Extract the lines of the listing from the very first one through the line containing "tag [24, 611, 292, 635]", including both ends, and copy them out unchanged.

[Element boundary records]
■ ■ ■

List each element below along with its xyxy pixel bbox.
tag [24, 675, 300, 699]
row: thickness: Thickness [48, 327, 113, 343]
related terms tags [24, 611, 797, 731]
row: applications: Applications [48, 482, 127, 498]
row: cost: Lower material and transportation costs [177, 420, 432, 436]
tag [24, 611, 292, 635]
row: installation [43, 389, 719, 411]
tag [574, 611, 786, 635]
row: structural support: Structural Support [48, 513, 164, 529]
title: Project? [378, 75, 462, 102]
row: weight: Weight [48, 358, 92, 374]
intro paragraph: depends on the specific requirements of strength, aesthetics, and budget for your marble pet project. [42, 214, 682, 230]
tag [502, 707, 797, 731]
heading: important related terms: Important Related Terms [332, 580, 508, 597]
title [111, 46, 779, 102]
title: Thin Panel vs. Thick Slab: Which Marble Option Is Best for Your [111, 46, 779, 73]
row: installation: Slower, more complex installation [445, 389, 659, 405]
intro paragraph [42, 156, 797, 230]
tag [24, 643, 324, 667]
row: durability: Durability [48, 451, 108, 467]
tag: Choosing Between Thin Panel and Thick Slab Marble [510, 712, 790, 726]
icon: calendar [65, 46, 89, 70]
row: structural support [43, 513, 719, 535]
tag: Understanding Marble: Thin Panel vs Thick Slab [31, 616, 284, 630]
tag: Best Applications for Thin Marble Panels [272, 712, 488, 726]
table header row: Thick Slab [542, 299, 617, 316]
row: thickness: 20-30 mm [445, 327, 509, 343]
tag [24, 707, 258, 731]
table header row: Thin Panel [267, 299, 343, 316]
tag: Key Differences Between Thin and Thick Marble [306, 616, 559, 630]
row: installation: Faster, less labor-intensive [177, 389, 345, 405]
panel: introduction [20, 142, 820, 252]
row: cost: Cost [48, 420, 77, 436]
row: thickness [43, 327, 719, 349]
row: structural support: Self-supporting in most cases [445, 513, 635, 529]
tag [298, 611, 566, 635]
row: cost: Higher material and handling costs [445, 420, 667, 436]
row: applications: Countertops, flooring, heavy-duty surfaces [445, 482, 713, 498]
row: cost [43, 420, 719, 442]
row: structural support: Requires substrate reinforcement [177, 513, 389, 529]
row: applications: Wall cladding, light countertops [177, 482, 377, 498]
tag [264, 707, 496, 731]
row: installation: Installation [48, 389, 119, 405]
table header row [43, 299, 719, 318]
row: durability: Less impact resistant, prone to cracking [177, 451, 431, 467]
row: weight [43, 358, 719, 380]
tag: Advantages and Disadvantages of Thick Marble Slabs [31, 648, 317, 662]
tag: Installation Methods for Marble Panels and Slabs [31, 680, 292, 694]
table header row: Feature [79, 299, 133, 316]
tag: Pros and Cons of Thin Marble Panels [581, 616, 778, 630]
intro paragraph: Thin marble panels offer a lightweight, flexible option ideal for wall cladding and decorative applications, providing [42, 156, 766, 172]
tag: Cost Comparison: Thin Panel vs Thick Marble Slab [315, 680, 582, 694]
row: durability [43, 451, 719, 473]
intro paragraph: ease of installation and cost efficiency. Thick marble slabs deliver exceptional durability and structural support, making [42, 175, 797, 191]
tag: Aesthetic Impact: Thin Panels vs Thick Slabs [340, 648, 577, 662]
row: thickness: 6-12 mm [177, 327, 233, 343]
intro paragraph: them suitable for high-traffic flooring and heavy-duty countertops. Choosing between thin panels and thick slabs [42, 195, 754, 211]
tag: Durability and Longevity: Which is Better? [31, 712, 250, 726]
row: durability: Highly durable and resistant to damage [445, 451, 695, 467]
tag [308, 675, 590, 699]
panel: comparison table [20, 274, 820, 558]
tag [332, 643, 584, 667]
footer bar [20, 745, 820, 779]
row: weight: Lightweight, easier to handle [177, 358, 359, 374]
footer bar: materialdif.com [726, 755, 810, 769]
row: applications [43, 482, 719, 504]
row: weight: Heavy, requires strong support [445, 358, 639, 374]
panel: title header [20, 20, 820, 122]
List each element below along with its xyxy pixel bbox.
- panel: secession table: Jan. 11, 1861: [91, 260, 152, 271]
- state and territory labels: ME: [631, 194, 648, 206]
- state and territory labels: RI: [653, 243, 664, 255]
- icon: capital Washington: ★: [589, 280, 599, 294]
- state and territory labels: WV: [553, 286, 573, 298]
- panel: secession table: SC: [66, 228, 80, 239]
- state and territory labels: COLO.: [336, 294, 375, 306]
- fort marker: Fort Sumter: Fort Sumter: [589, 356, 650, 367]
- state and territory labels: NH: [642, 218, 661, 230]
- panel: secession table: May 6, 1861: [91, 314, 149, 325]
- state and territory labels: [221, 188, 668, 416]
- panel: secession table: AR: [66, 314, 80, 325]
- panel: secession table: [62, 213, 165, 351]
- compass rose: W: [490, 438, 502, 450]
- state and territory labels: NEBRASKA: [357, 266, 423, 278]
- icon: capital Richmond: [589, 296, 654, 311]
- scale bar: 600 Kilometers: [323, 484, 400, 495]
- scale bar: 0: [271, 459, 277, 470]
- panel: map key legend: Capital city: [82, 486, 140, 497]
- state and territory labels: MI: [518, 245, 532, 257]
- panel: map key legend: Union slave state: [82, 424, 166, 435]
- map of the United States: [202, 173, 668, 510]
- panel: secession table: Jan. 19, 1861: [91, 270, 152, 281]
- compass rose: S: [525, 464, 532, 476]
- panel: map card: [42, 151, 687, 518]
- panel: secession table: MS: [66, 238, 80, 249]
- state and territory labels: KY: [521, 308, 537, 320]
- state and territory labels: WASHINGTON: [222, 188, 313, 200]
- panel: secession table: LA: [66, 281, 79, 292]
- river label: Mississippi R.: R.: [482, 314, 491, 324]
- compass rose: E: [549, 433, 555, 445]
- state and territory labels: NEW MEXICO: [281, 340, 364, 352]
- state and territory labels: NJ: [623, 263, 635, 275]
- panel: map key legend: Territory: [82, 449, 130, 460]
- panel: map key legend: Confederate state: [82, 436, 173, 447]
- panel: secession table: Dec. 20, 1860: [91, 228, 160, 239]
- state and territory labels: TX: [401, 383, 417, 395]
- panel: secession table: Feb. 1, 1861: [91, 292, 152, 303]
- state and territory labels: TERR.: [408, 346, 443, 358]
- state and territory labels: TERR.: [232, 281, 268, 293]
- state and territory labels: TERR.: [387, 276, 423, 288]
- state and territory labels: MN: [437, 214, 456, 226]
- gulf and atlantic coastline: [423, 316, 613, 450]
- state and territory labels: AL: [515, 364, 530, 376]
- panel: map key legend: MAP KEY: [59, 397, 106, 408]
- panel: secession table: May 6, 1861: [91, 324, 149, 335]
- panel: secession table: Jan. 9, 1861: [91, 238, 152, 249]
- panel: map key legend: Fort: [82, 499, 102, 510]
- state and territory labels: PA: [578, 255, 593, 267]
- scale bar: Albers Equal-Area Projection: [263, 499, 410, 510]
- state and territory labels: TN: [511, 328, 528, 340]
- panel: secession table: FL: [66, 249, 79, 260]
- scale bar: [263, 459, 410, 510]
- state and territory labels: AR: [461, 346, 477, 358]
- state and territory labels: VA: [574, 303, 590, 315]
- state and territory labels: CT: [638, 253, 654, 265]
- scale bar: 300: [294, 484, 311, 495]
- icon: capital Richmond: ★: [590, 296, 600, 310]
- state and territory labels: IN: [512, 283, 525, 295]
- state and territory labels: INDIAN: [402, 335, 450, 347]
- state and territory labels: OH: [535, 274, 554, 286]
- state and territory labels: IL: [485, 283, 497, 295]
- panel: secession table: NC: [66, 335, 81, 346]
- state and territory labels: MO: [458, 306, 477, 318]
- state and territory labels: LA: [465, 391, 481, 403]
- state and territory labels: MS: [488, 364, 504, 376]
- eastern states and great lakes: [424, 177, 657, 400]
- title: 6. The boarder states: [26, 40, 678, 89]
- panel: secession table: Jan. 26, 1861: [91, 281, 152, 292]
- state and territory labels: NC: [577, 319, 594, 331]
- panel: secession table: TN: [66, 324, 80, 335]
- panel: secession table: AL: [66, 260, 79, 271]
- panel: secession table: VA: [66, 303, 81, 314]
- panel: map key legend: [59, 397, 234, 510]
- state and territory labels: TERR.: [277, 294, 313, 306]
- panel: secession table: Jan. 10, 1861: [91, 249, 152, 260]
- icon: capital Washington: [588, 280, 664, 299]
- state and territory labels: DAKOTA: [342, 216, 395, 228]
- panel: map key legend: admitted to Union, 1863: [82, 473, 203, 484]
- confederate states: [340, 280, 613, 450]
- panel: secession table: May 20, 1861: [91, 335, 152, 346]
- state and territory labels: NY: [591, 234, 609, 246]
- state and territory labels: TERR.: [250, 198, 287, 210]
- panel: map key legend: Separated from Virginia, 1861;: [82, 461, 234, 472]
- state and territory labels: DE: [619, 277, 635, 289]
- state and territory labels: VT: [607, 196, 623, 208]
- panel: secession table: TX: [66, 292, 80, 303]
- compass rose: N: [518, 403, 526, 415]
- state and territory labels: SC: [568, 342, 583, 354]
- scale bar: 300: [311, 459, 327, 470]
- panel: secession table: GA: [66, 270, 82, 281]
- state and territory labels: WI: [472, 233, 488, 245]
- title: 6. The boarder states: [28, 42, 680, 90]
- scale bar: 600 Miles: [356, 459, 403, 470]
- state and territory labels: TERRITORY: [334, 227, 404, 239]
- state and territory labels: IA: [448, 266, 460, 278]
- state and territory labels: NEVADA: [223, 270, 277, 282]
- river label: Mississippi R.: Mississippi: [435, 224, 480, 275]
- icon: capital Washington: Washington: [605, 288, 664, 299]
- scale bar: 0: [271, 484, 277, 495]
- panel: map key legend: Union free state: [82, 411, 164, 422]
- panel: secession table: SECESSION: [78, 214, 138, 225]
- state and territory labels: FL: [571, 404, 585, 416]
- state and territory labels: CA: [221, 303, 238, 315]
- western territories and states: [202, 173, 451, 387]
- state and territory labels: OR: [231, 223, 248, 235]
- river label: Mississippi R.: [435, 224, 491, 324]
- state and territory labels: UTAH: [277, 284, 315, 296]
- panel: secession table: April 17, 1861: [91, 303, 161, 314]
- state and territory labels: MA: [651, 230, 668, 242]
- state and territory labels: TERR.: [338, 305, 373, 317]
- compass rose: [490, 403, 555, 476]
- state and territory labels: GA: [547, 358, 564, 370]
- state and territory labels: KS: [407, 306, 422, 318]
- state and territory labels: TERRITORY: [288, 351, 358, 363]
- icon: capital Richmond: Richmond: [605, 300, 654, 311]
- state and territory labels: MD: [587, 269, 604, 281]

■ ■ ■

__EXPECTED ANSWER__:
List each element below along with its xyxy pixel bbox.
tag [24, 675, 300, 699]
row: thickness: Thickness [48, 327, 113, 343]
related terms tags [24, 611, 797, 731]
row: applications: Applications [48, 482, 127, 498]
row: cost: Lower material and transportation costs [177, 420, 432, 436]
tag [24, 611, 292, 635]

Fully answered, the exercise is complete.